## YOUR OBJECTIVE
Give every entry again, unchanged, and leave its images out.

------ RECORDS SHOWN

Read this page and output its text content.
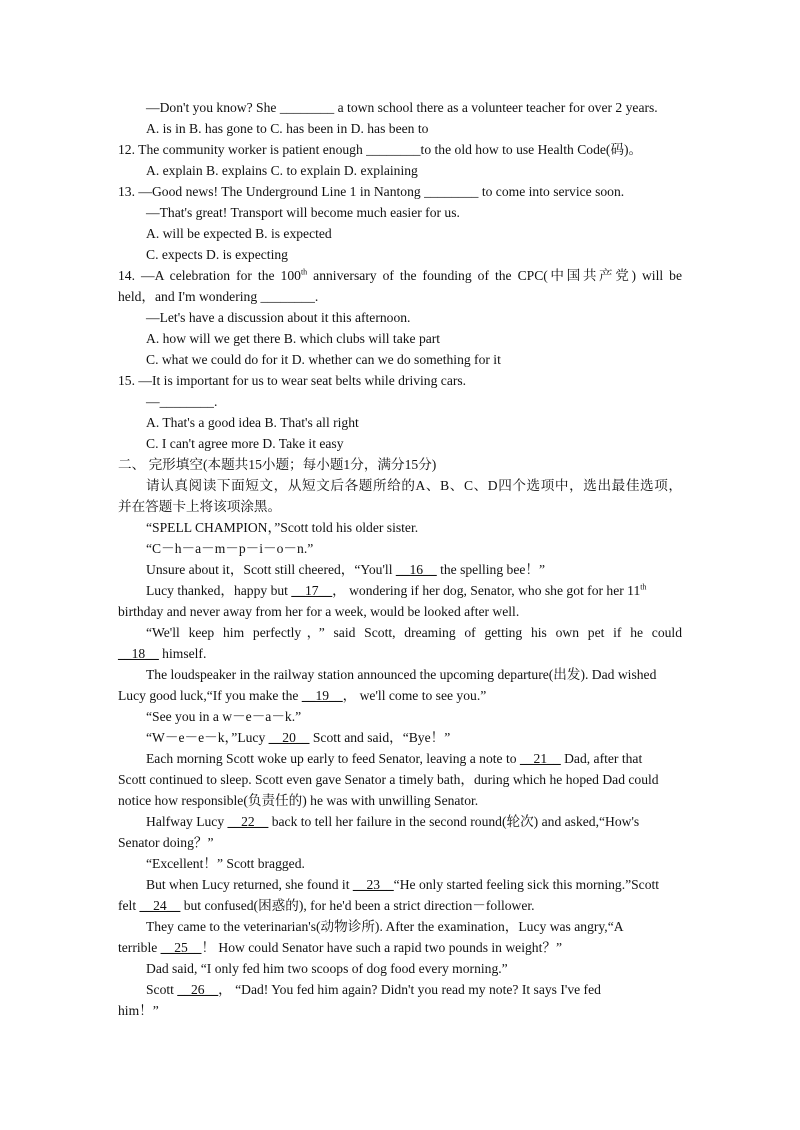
—Don't you know? She ________ a town school there as a volunteer teacher for over 2 years.
A. is in B. has gone to C. has been in D. has been to
12. The community worker is patient enough ________to the old how to use Health Code(码)。
A. explain B. explains C. to explain D. explaining
13. —Good news! The Underground Line 1 in Nantong ________ to come into service soon.
—That's great! Transport will become much easier for us.
A. will be expected B. is expected
C. expects D. is expecting
14. —A celebration for the 100th anniversary of the founding of the CPC(中国共产党) will be
held，and I'm wondering ________.
—Let's have a discussion about it this afternoon.
A. how will we get there B. which clubs will take part
C. what we could do for it D. whether can we do something for it
15. —It is important for us to wear seat belts while driving cars.
—________.
A. That's a good idea B. That's all right
C. I can't agree more D. Take it easy
二、 完形填空(本题共15小题；每小题1分，满分15分)
请认真阅读下面短文，从短文后各题所给的A、B、C、D四个选项中，选出最佳选项，
并在答题卡上将该项涂黑。
“SPELL CHAMPION，”Scott told his older sister.
“C－h－a－m－p－i－o－n.”
Unsure about it，Scott still cheered，“You'll __16__ the spelling bee！”
Lucy thanked，happy but __17__， wondering if her dog, Senator, who she got for her 11th
birthday and never away from her for a week, would be looked after well.
“We'll keep him perfectly，” said Scott, dreaming of getting his own pet if he could
__18__ himself.
The loudspeaker in the railway station announced the upcoming departure(出发). Dad wished
Lucy good luck,“If you make the __19__， we'll come to see you.”
“See you in a w－e－a－k.”
“W－e－e－k，”Lucy __20__ Scott and said，“Bye！”
Each morning Scott woke up early to feed Senator, leaving a note to __21__ Dad, after that
Scott continued to sleep. Scott even gave Senator a timely bath，during which he hoped Dad could
notice how responsible(负责任的) he was with unwilling Senator.
Halfway Lucy __22__ back to tell her failure in the second round(轮次) and asked,“How's
Senator doing？”
“Excellent！” Scott bragged.
But when Lucy returned, she found it __23__“He only started feeling sick this morning.”Scott
felt __24__ but confused(困惑的), for he'd been a strict direction－follower.
They came to the veterinarian's(动物诊所). After the examination，Lucy was angry,“A
terrible __25__！ How could Senator have such a rapid two pounds in weight？”
Dad said, “I only fed him two scoops of dog food every morning.”
Scott __26__， “Dad! You fed him again? Didn't you read my note? It says I've fed
him！”
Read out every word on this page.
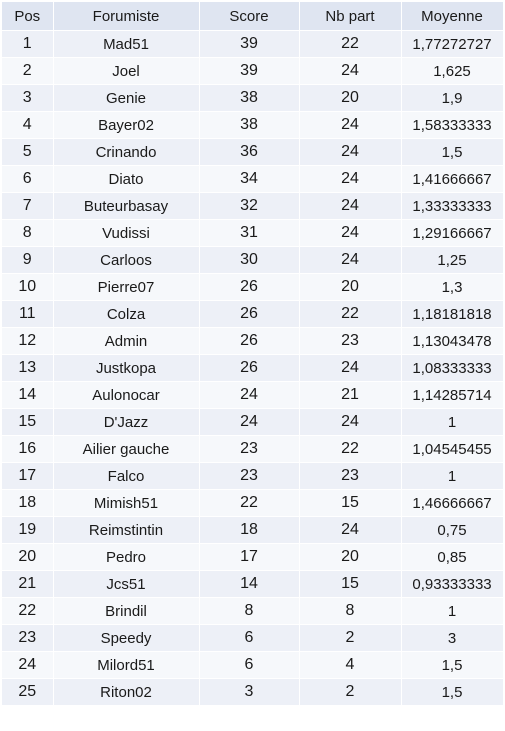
Pos	Forumiste	Score	Nb part	Moyenne
1	Mad51	39	22	1,77272727
2	Joel	39	24	1,625
3	Genie	38	20	1,9
4	Bayer02	38	24	1,58333333
5	Crinando	36	24	1,5
6	Diato	34	24	1,41666667
7	Buteurbasay	32	24	1,33333333
8	Vudissi	31	24	1,29166667
9	Carloos	30	24	1,25
10	Pierre07	26	20	1,3
11	Colza	26	22	1,18181818
12	Admin	26	23	1,13043478
13	Justkopa	26	24	1,08333333
14	Aulonocar	24	21	1,14285714
15	D'Jazz	24	24	1
16	Ailier gauche	23	22	1,04545455
17	Falco	23	23	1
18	Mimish51	22	15	1,46666667
19	Reimstintin	18	24	0,75
20	Pedro	17	20	0,85
21	Jcs51	14	15	0,93333333
22	Brindil	8	8	1
23	Speedy	6	2	3
24	Milord51	6	4	1,5
25	Riton02	3	2	1,5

------------

## FULL RESPONSE
Read this page and output its text content.
—Don't you know? She ________ a town school there as a volunteer teacher for over 2 years.
A. is in B. has gone to C. has been in D. has been to
12. The community worker is patient enough ________to the old how to use Health Code(码)。
A. explain B. explains C. to explain D. explaining
13. —Good news! The Underground Line 1 in Nantong ________ to come into service soon.
—That's great! Transport will become much easier for us.
A. will be expected B. is expected
C. expects D. is expecting
14. —A celebration for the 100th anniversary of the founding of the CPC(中国共产党) will be
held，and I'm wondering ________.
—Let's have a discussion about it this afternoon.
A. how will we get there B. which clubs will take part
C. what we could do for it D. whether can we do something for it
15. —It is important for us to wear seat belts while driving cars.
—________.
A. That's a good idea B. That's all right
C. I can't agree more D. Take it easy
二、 完形填空(本题共15小题；每小题1分，满分15分)
请认真阅读下面短文，从短文后各题所给的A、B、C、D四个选项中，选出最佳选项，
并在答题卡上将该项涂黑。
“SPELL CHAMPION，”Scott told his older sister.
“C－h－a－m－p－i－o－n.”
Unsure about it，Scott still cheered，“You'll __16__ the spelling bee！”
Lucy thanked，happy but __17__， wondering if her dog, Senator, who she got for her 11th
birthday and never away from her for a week, would be looked after well.
“We'll keep him perfectly，” said Scott, dreaming of getting his own pet if he could
__18__ himself.
The loudspeaker in the railway station announced the upcoming departure(出发). Dad wished
Lucy good luck,“If you make the __19__， we'll come to see you.”
“See you in a w－e－a－k.”
“W－e－e－k，”Lucy __20__ Scott and said，“Bye！”
Each morning Scott woke up early to feed Senator, leaving a note to __21__ Dad, after that
Scott continued to sleep. Scott even gave Senator a timely bath，during which he hoped Dad could
notice how responsible(负责任的) he was with unwilling Senator.
Halfway Lucy __22__ back to tell her failure in the second round(轮次) and asked,“How's
Senator doing？”
“Excellent！” Scott bragged.
But when Lucy returned, she found it __23__“He only started feeling sick this morning.”Scott
felt __24__ but confused(困惑的), for he'd been a strict direction－follower.
They came to the veterinarian's(动物诊所). After the examination，Lucy was angry,“A
terrible __25__！ How could Senator have such a rapid two pounds in weight？”
Dad said, “I only fed him two scoops of dog food every morning.”
Scott __26__， “Dad! You fed him again? Didn't you read my note? It says I've fed
him！”
Read out every word on this page.
Pos	Forumiste	Score	Nb part	Moyenne
1	Mad51	39	22	1,77272727
2	Joel	39	24	1,625
3	Genie	38	20	1,9
4	Bayer02	38	24	1,58333333
5	Crinando	36	24	1,5
6	Diato	34	24	1,41666667
7	Buteurbasay	32	24	1,33333333
8	Vudissi	31	24	1,29166667
9	Carloos	30	24	1,25
10	Pierre07	26	20	1,3
11	Colza	26	22	1,18181818
12	Admin	26	23	1,13043478
13	Justkopa	26	24	1,08333333
14	Aulonocar	24	21	1,14285714
15	D'Jazz	24	24	1
16	Ailier gauche	23	22	1,04545455
17	Falco	23	23	1
18	Mimish51	22	15	1,46666667
19	Reimstintin	18	24	0,75
20	Pedro	17	20	0,85
21	Jcs51	14	15	0,93333333
22	Brindil	8	8	1
23	Speedy	6	2	3
24	Milord51	6	4	1,5
25	Riton02	3	2	1,5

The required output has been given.